● **Source data**
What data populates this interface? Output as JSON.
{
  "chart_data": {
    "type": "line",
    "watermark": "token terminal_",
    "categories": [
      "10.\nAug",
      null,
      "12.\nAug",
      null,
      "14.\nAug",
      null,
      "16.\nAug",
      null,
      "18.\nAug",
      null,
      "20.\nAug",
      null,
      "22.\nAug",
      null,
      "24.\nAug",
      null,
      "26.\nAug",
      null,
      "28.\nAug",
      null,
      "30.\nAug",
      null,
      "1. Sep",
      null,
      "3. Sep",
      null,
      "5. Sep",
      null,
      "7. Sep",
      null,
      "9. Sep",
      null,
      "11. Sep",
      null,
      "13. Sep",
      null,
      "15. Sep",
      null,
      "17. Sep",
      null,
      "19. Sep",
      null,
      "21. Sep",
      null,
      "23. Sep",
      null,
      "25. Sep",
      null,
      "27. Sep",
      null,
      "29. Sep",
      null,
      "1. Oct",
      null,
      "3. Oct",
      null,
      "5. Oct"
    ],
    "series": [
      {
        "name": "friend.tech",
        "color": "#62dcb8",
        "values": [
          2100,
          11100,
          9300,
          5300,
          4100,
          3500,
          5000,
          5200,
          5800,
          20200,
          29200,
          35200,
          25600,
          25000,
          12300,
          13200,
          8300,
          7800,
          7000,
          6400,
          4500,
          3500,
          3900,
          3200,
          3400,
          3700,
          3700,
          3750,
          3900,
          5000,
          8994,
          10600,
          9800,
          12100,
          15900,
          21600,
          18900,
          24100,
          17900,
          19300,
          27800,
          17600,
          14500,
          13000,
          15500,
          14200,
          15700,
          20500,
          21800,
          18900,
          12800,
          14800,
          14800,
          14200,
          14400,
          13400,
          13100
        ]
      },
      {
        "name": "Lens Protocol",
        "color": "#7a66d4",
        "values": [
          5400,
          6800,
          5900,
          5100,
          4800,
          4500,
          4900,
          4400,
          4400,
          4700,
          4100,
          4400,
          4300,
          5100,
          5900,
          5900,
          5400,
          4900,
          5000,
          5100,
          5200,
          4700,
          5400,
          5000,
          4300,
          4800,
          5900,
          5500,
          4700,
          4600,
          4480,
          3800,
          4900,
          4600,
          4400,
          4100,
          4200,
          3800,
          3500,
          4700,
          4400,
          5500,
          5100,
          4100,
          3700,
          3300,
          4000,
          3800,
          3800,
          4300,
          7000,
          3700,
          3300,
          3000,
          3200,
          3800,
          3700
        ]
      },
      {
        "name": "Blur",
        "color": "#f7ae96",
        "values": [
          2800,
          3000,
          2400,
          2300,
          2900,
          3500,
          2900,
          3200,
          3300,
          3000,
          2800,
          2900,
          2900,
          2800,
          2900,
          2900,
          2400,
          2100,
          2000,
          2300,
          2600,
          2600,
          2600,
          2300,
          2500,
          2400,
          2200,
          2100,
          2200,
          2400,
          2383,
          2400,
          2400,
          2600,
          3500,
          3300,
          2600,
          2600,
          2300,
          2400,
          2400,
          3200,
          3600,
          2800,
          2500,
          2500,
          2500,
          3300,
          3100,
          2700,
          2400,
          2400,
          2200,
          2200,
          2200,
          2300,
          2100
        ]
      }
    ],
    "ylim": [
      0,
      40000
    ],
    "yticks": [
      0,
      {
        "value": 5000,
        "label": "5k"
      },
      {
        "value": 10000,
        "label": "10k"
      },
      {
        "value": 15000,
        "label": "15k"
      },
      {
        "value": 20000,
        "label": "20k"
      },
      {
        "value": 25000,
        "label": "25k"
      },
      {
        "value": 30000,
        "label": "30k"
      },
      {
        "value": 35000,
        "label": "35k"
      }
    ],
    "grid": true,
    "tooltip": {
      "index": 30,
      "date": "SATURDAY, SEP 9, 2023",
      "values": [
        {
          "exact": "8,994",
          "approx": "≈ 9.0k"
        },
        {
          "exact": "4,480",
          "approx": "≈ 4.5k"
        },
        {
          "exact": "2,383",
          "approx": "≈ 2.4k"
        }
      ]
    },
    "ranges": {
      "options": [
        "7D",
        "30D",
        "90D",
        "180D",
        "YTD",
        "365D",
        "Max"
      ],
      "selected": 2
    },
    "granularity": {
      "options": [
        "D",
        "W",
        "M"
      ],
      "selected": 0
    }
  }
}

● **Problem to work on**
Reproduce the whole listing word for word.

● **Written reply**
What data populates this interface? Output as JSON.
{
  "chart_data": {
    "type": "line",
    "watermark": "token terminal_",
    "categories": [
      "10.\nAug",
      null,
      "12.\nAug",
      null,
      "14.\nAug",
      null,
      "16.\nAug",
      null,
      "18.\nAug",
      null,
      "20.\nAug",
      null,
      "22.\nAug",
      null,
      "24.\nAug",
      null,
      "26.\nAug",
      null,
      "28.\nAug",
      null,
      "30.\nAug",
      null,
      "1. Sep",
      null,
      "3. Sep",
      null,
      "5. Sep",
      null,
      "7. Sep",
      null,
      "9. Sep",
      null,
      "11. Sep",
      null,
      "13. Sep",
      null,
      "15. Sep",
      null,
      "17. Sep",
      null,
      "19. Sep",
      null,
      "21. Sep",
      null,
      "23. Sep",
      null,
      "25. Sep",
      null,
      "27. Sep",
      null,
      "29. Sep",
      null,
      "1. Oct",
      null,
      "3. Oct",
      null,
      "5. Oct"
    ],
    "series": [
      {
        "name": "friend.tech",
        "color": "#62dcb8",
        "values": [
          2100,
          11100,
          9300,
          5300,
          4100,
          3500,
          5000,
          5200,
          5800,
          20200,
          29200,
          35200,
          25600,
          25000,
          12300,
          13200,
          8300,
          7800,
          7000,
          6400,
          4500,
          3500,
          3900,
          3200,
          3400,
          3700,
          3700,
          3750,
          3900,
          5000,
          8994,
          10600,
          9800,
          12100,
          15900,
          21600,
          18900,
          24100,
          17900,
          19300,
          27800,
          17600,
          14500,
          13000,
          15500,
          14200,
          15700,
          20500,
          21800,
          18900,
          12800,
          14800,
          14800,
          14200,
          14400,
          13400,
          13100
        ]
      },
      {
        "name": "Lens Protocol",
        "color": "#7a66d4",
        "values": [
          5400,
          6800,
          5900,
          5100,
          4800,
          4500,
          4900,
          4400,
          4400,
          4700,
          4100,
          4400,
          4300,
          5100,
          5900,
          5900,
          5400,
          4900,
          5000,
          5100,
          5200,
          4700,
          5400,
          5000,
          4300,
          4800,
          5900,
          5500,
          4700,
          4600,
          4480,
          3800,
          4900,
          4600,
          4400,
          4100,
          4200,
          3800,
          3500,
          4700,
          4400,
          5500,
          5100,
          4100,
          3700,
          3300,
          4000,
          3800,
          3800,
          4300,
          7000,
          3700,
          3300,
          3000,
          3200,
          3800,
          3700
        ]
      },
      {
        "name": "Blur",
        "color": "#f7ae96",
        "values": [
          2800,
          3000,
          2400,
          2300,
          2900,
          3500,
          2900,
          3200,
          3300,
          3000,
          2800,
          2900,
          2900,
          2800,
          2900,
          2900,
          2400,
          2100,
          2000,
          2300,
          2600,
          2600,
          2600,
          2300,
          2500,
          2400,
          2200,
          2100,
          2200,
          2400,
          2383,
          2400,
          2400,
          2600,
          3500,
          3300,
          2600,
          2600,
          2300,
          2400,
          2400,
          3200,
          3600,
          2800,
          2500,
          2500,
          2500,
          3300,
          3100,
          2700,
          2400,
          2400,
          2200,
          2200,
          2200,
          2300,
          2100
        ]
      }
    ],
    "ylim": [
      0,
      40000
    ],
    "yticks": [
      0,
      {
        "value": 5000,
        "label": "5k"
      },
      {
        "value": 10000,
        "label": "10k"
      },
      {
        "value": 15000,
        "label": "15k"
      },
      {
        "value": 20000,
        "label": "20k"
      },
      {
        "value": 25000,
        "label": "25k"
      },
      {
        "value": 30000,
        "label": "30k"
      },
      {
        "value": 35000,
        "label": "35k"
      }
    ],
    "grid": true,
    "tooltip": {
      "index": 30,
      "date": "SATURDAY, SEP 9, 2023",
      "values": [
        {
          "exact": "8,994",
          "approx": "≈ 9.0k"
        },
        {
          "exact": "4,480",
          "approx": "≈ 4.5k"
        },
        {
          "exact": "2,383",
          "approx": "≈ 2.4k"
        }
      ]
    },
    "ranges": {
      "options": [
        "7D",
        "30D",
        "90D",
        "180D",
        "YTD",
        "365D",
        "Max"
      ],
      "selected": 2
    },
    "granularity": {
      "options": [
        "D",
        "W",
        "M"
      ],
      "selected": 0
    }
  }
}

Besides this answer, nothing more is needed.